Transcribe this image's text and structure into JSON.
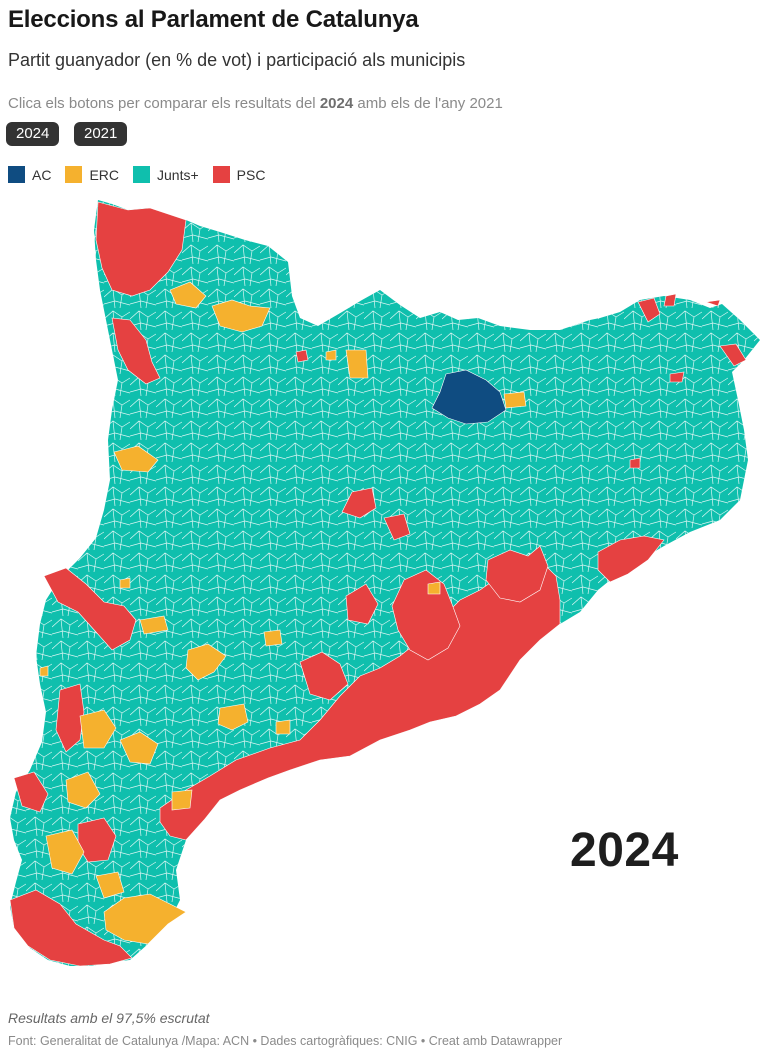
{
  "header": {
    "title": "Eleccions al Parlament de Catalunya",
    "subtitle": "Partit guanyador (en % de vot) i participació als municipis",
    "instruction_prefix": "Clica els botons per comparar els resultats del ",
    "instruction_bold": "2024",
    "instruction_suffix": " amb els de l'any 2021"
  },
  "buttons": [
    {
      "label": "2024",
      "active": true
    },
    {
      "label": "2021",
      "active": false
    }
  ],
  "legend": [
    {
      "label": "AC",
      "color": "#0f4c81"
    },
    {
      "label": "ERC",
      "color": "#f5b12e"
    },
    {
      "label": "Junts+",
      "color": "#0fbfad"
    },
    {
      "label": "PSC",
      "color": "#e54141"
    }
  ],
  "map": {
    "year": "2024",
    "base_color": "#0fbfad",
    "border_color": "#ffffff"
  },
  "footer": {
    "note": "Resultats amb el 97,5% escrutat",
    "sources": "Font: Generalitat de Catalunya /Mapa: ACN • Dades cartogràfiques: CNIG  • Creat amb Datawrapper"
  }
}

————

(YOUR GOAL):
Write out every entry again word for word, without any of the pictures.

(REPLY TO THE EXERCISE):
Transcribe this image's text and structure into JSON.
{
  "header": {
    "title": "Eleccions al Parlament de Catalunya",
    "subtitle": "Partit guanyador (en % de vot) i participació als municipis",
    "instruction_prefix": "Clica els botons per comparar els resultats del ",
    "instruction_bold": "2024",
    "instruction_suffix": " amb els de l'any 2021"
  },
  "buttons": [
    {
      "label": "2024",
      "active": true
    },
    {
      "label": "2021",
      "active": false
    }
  ],
  "legend": [
    {
      "label": "AC",
      "color": "#0f4c81"
    },
    {
      "label": "ERC",
      "color": "#f5b12e"
    },
    {
      "label": "Junts+",
      "color": "#0fbfad"
    },
    {
      "label": "PSC",
      "color": "#e54141"
    }
  ],
  "map": {
    "year": "2024",
    "base_color": "#0fbfad",
    "border_color": "#ffffff"
  },
  "footer": {
    "note": "Resultats amb el 97,5% escrutat",
    "sources": "Font: Generalitat de Catalunya /Mapa: ACN • Dades cartogràfiques: CNIG  • Creat amb Datawrapper"
  }
}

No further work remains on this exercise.